Exercise instructions: State how many lines of the entries hold the string "prompt", and nothing more.

Provided records:
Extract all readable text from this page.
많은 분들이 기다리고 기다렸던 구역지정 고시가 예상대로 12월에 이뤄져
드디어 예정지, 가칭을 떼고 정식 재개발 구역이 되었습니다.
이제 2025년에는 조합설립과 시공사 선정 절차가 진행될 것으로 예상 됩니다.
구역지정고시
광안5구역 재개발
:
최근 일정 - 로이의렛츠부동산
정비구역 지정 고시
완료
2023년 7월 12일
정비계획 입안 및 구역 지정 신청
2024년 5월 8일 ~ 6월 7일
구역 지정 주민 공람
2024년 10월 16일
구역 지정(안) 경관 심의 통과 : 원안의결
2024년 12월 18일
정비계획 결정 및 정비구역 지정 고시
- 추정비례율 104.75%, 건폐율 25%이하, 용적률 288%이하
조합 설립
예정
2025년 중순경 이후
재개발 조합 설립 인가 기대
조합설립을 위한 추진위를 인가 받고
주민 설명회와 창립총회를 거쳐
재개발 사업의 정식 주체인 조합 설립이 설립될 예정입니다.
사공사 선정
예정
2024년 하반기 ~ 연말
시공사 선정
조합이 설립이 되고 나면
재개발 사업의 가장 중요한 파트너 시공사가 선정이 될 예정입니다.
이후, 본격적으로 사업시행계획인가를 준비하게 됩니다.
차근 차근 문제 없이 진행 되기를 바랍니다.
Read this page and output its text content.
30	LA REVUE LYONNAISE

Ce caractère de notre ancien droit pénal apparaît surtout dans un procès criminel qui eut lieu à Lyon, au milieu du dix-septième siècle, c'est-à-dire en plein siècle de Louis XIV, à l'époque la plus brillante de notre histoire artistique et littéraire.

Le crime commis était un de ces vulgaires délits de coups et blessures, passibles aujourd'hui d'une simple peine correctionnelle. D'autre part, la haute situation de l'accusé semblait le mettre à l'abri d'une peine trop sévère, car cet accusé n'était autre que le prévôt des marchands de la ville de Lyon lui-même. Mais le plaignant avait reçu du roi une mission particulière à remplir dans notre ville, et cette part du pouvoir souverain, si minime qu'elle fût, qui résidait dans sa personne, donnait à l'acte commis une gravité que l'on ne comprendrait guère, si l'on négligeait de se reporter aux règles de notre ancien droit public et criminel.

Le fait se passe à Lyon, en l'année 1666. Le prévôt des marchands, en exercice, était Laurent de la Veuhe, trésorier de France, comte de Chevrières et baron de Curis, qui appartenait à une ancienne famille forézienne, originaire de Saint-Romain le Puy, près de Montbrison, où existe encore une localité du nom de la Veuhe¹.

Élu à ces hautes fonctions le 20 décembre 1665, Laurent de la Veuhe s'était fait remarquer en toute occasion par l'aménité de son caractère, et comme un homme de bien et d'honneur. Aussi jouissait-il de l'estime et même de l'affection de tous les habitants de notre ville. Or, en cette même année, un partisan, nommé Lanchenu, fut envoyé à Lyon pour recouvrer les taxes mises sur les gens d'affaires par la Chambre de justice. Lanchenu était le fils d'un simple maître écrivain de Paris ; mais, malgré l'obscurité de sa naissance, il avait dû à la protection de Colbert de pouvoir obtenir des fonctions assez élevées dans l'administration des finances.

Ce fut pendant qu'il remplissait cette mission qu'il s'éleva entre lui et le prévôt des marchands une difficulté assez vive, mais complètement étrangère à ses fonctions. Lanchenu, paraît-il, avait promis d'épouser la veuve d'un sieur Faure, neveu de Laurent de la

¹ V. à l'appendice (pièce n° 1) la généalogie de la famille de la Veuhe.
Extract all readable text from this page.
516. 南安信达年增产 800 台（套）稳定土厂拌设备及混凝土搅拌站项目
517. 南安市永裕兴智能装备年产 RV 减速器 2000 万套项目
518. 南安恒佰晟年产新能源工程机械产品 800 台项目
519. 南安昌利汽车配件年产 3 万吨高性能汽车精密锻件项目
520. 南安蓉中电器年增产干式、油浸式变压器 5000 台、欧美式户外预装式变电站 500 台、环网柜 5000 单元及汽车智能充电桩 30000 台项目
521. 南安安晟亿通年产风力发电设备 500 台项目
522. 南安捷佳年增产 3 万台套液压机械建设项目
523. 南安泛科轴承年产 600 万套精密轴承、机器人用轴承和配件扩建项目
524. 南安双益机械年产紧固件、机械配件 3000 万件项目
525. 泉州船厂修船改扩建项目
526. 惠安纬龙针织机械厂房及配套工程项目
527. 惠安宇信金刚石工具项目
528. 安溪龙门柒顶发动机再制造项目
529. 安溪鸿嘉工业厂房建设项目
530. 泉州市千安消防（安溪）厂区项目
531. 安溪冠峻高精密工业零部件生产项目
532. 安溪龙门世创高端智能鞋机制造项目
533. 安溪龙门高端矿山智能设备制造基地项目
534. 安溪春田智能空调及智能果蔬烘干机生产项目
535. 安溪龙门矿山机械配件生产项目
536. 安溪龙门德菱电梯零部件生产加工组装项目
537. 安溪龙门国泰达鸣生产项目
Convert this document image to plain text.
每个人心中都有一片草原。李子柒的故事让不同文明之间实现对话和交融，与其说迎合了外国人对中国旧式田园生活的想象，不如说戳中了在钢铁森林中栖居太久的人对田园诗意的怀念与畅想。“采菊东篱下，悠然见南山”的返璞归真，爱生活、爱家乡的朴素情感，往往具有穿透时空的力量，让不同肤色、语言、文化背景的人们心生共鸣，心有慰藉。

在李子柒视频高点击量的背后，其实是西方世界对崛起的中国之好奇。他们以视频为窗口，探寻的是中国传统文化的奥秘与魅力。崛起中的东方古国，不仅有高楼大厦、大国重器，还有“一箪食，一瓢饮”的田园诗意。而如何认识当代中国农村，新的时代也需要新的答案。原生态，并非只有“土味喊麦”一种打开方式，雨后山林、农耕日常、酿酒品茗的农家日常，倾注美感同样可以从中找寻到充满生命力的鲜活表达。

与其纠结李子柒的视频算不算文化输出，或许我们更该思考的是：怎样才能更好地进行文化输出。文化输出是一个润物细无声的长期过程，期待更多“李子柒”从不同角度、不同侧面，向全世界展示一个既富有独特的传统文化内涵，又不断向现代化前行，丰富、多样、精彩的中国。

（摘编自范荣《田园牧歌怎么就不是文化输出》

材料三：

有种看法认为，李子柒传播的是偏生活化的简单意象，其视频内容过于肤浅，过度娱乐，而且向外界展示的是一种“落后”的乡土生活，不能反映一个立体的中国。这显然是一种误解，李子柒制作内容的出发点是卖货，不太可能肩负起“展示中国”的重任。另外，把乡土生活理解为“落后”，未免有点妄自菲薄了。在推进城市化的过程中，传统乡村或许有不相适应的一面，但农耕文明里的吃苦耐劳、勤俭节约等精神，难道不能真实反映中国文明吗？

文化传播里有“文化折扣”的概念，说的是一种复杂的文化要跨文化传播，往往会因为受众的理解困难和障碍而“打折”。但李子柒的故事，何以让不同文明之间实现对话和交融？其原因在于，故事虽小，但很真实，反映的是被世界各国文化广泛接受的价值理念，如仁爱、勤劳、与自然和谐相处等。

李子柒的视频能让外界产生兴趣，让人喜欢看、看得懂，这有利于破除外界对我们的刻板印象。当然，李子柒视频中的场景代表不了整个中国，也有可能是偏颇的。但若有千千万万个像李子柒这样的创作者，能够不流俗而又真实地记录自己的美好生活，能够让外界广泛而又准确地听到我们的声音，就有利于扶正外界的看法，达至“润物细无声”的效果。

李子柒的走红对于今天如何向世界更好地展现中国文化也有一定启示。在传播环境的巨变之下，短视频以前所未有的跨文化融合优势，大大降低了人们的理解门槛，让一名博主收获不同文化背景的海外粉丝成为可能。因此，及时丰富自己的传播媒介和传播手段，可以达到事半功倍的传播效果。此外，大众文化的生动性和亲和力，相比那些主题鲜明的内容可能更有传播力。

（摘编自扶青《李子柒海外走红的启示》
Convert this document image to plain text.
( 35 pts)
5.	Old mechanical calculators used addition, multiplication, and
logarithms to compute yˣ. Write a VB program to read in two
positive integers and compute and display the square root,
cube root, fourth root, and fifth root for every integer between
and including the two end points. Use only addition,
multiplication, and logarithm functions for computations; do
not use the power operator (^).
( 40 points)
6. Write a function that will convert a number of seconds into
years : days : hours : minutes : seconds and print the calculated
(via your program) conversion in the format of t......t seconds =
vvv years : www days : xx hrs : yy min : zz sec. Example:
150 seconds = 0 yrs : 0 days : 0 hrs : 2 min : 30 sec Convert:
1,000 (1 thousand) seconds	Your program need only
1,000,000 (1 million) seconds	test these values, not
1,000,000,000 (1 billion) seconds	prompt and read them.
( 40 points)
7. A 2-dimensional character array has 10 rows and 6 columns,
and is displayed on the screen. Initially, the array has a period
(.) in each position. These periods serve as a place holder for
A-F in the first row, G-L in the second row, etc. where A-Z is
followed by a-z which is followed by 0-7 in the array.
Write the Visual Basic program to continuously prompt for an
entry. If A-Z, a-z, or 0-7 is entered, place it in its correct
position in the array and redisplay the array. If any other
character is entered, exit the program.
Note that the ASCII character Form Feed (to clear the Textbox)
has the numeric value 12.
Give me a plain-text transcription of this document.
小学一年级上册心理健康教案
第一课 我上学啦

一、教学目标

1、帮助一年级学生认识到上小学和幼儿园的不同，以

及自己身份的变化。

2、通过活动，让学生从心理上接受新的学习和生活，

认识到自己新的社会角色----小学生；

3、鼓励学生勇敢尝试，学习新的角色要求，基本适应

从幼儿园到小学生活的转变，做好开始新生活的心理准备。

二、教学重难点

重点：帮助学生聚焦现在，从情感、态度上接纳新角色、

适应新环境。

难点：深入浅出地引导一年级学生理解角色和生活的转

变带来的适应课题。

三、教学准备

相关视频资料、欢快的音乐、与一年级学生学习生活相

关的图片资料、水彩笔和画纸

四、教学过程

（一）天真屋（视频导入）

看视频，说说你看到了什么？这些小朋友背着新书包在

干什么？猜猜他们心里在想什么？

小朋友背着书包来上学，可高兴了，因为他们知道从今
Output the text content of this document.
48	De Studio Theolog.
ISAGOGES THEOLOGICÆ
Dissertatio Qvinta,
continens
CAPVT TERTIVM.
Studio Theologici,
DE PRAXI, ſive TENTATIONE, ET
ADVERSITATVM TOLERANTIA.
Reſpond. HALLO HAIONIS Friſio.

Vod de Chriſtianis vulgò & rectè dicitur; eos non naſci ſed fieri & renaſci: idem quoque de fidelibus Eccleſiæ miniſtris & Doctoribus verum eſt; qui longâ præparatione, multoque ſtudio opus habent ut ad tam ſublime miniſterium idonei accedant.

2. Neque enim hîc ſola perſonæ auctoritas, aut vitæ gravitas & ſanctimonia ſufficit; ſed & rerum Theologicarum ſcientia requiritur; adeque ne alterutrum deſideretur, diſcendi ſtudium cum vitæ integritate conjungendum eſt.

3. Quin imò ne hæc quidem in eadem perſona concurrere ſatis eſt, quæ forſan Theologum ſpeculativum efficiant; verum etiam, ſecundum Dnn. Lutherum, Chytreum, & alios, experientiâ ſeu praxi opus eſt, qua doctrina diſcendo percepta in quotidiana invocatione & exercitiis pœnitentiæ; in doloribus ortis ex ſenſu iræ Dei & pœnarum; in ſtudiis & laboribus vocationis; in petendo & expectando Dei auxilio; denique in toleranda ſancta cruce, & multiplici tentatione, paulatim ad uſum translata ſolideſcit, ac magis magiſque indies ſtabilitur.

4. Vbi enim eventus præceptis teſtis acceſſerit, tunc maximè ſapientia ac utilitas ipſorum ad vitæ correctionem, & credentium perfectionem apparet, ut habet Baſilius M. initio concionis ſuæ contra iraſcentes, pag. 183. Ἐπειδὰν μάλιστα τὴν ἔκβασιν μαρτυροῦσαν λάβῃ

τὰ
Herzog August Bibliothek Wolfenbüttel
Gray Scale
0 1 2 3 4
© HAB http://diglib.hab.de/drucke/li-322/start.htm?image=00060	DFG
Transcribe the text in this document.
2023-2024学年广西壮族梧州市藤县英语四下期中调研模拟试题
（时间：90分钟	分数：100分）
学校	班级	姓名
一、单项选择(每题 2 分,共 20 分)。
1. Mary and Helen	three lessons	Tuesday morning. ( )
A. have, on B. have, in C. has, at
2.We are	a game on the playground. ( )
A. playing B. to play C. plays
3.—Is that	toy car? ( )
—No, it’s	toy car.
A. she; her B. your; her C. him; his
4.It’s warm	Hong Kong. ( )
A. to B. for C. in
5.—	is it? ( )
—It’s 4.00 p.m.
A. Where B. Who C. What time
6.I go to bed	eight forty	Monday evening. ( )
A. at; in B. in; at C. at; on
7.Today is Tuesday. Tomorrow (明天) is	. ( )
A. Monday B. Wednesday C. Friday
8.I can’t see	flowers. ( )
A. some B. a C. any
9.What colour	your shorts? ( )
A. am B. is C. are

Task result: 2